Task to carry out
Copy the data below word for word, keeping every line in its original order.

Records

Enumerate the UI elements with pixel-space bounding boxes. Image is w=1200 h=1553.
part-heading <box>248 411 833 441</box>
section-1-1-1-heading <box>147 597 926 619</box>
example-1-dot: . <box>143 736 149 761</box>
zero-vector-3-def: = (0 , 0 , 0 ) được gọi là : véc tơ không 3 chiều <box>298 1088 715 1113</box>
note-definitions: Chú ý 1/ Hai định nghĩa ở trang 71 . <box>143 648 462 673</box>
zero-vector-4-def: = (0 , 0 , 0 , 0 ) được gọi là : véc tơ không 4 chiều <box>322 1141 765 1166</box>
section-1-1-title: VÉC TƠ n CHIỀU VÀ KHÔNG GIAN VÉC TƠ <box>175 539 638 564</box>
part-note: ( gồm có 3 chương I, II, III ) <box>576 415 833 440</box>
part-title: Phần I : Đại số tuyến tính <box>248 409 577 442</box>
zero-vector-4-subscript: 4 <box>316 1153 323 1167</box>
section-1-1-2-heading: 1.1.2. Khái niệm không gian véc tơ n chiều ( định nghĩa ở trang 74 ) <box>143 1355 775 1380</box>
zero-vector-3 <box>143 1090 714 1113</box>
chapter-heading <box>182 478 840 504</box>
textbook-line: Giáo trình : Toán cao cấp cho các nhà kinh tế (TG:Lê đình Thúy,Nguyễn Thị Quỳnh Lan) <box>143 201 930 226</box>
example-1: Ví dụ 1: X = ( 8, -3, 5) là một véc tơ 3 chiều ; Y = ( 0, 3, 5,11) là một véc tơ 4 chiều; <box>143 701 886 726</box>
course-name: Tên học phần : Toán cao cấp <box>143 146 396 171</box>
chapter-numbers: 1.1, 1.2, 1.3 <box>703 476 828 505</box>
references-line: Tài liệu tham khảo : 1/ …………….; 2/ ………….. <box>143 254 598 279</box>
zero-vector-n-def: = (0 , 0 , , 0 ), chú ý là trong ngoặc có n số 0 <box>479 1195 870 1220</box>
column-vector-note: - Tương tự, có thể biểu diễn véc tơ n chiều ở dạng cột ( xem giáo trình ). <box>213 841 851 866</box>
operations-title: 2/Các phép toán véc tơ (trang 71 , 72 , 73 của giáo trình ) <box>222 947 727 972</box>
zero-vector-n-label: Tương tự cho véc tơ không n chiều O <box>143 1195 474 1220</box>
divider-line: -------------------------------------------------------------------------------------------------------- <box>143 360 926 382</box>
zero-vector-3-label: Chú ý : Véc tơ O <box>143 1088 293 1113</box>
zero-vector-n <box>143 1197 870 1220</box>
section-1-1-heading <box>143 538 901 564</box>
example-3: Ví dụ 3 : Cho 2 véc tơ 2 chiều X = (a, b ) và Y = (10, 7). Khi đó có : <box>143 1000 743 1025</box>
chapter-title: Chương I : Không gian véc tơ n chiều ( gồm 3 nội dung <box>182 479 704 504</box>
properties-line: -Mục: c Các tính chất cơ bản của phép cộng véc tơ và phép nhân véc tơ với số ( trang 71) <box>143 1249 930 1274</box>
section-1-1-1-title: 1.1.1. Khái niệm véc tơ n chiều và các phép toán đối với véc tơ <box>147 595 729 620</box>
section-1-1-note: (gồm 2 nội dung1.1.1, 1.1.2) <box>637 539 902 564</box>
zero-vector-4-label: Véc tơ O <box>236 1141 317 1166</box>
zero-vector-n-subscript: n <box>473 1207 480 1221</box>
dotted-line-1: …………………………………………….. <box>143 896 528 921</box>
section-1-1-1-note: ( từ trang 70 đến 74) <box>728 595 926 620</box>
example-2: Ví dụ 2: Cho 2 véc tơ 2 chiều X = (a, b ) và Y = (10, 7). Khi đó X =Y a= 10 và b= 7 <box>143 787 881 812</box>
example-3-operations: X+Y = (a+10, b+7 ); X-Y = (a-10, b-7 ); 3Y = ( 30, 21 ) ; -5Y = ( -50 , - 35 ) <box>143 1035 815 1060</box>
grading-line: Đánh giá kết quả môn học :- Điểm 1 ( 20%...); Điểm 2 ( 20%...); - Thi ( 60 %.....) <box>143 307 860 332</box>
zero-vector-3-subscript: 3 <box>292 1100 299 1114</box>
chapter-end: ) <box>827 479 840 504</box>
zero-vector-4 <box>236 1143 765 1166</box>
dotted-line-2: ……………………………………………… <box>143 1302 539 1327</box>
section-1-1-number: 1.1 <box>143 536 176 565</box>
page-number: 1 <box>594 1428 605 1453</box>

In response
Enumerate the UI elements with pixel-space bounding boxes. Image is w=1200 h=1553.
part-heading <box>248 411 833 441</box>
section-1-1-1-heading <box>147 597 926 619</box>
example-1-dot: . <box>143 736 149 761</box>
zero-vector-3-def: = (0 , 0 , 0 ) được gọi là : véc tơ không 3 chiều <box>298 1088 715 1113</box>
note-definitions: Chú ý 1/ Hai định nghĩa ở trang 71 . <box>143 648 462 673</box>
zero-vector-4-def: = (0 , 0 , 0 , 0 ) được gọi là : véc tơ không 4 chiều <box>322 1141 765 1166</box>
section-1-1-title: VÉC TƠ n CHIỀU VÀ KHÔNG GIAN VÉC TƠ <box>175 539 638 564</box>
part-note: ( gồm có 3 chương I, II, III ) <box>576 415 833 440</box>
part-title: Phần I : Đại số tuyến tính <box>248 409 577 442</box>
zero-vector-4-subscript: 4 <box>316 1153 323 1167</box>
section-1-1-2-heading: 1.1.2. Khái niệm không gian véc tơ n chiều ( định nghĩa ở trang 74 ) <box>143 1355 775 1380</box>
zero-vector-3 <box>143 1090 714 1113</box>
chapter-heading <box>182 478 840 504</box>
textbook-line: Giáo trình : Toán cao cấp cho các nhà kinh tế (TG:Lê đình Thúy,Nguyễn Thị Quỳnh Lan) <box>143 201 930 226</box>
example-1: Ví dụ 1: X = ( 8, -3, 5) là một véc tơ 3 chiều ; Y = ( 0, 3, 5,11) là một véc tơ 4 chiều; <box>143 701 886 726</box>
course-name: Tên học phần : Toán cao cấp <box>143 146 396 171</box>
chapter-numbers: 1.1, 1.2, 1.3 <box>703 476 828 505</box>
references-line: Tài liệu tham khảo : 1/ …………….; 2/ ………….. <box>143 254 598 279</box>
zero-vector-n-def: = (0 , 0 , , 0 ), chú ý là trong ngoặc có n số 0 <box>479 1195 870 1220</box>
column-vector-note: - Tương tự, có thể biểu diễn véc tơ n chiều ở dạng cột ( xem giáo trình ). <box>213 841 851 866</box>
operations-title: 2/Các phép toán véc tơ (trang 71 , 72 , 73 của giáo trình ) <box>222 947 727 972</box>
zero-vector-n-label: Tương tự cho véc tơ không n chiều O <box>143 1195 474 1220</box>
divider-line: -------------------------------------------------------------------------------------------------------- <box>143 360 926 382</box>
zero-vector-3-label: Chú ý : Véc tơ O <box>143 1088 293 1113</box>
zero-vector-n <box>143 1197 870 1220</box>
section-1-1-heading <box>143 538 901 564</box>
example-3: Ví dụ 3 : Cho 2 véc tơ 2 chiều X = (a, b ) và Y = (10, 7). Khi đó có : <box>143 1000 743 1025</box>
chapter-title: Chương I : Không gian véc tơ n chiều ( gồm 3 nội dung <box>182 479 704 504</box>
properties-line: -Mục: c Các tính chất cơ bản của phép cộng véc tơ và phép nhân véc tơ với số ( trang 71) <box>143 1249 930 1274</box>
section-1-1-1-title: 1.1.1. Khái niệm véc tơ n chiều và các phép toán đối với véc tơ <box>147 595 729 620</box>
section-1-1-note: (gồm 2 nội dung1.1.1, 1.1.2) <box>637 539 902 564</box>
zero-vector-4-label: Véc tơ O <box>236 1141 317 1166</box>
zero-vector-n-subscript: n <box>473 1207 480 1221</box>
dotted-line-1: …………………………………………….. <box>143 896 528 921</box>
section-1-1-1-note: ( từ trang 70 đến 74) <box>728 595 926 620</box>
example-2: Ví dụ 2: Cho 2 véc tơ 2 chiều X = (a, b ) và Y = (10, 7). Khi đó X =Y a= 10 và b= 7 <box>143 787 881 812</box>
example-3-operations: X+Y = (a+10, b+7 ); X-Y = (a-10, b-7 ); 3Y = ( 30, 21 ) ; -5Y = ( -50 , - 35 ) <box>143 1035 815 1060</box>
grading-line: Đánh giá kết quả môn học :- Điểm 1 ( 20%...); Điểm 2 ( 20%...); - Thi ( 60 %.....) <box>143 307 860 332</box>
zero-vector-3-subscript: 3 <box>292 1100 299 1114</box>
chapter-end: ) <box>827 479 840 504</box>
zero-vector-4 <box>236 1143 765 1166</box>
dotted-line-2: ……………………………………………… <box>143 1302 539 1327</box>
section-1-1-number: 1.1 <box>143 536 176 565</box>
page-number: 1 <box>594 1428 605 1453</box>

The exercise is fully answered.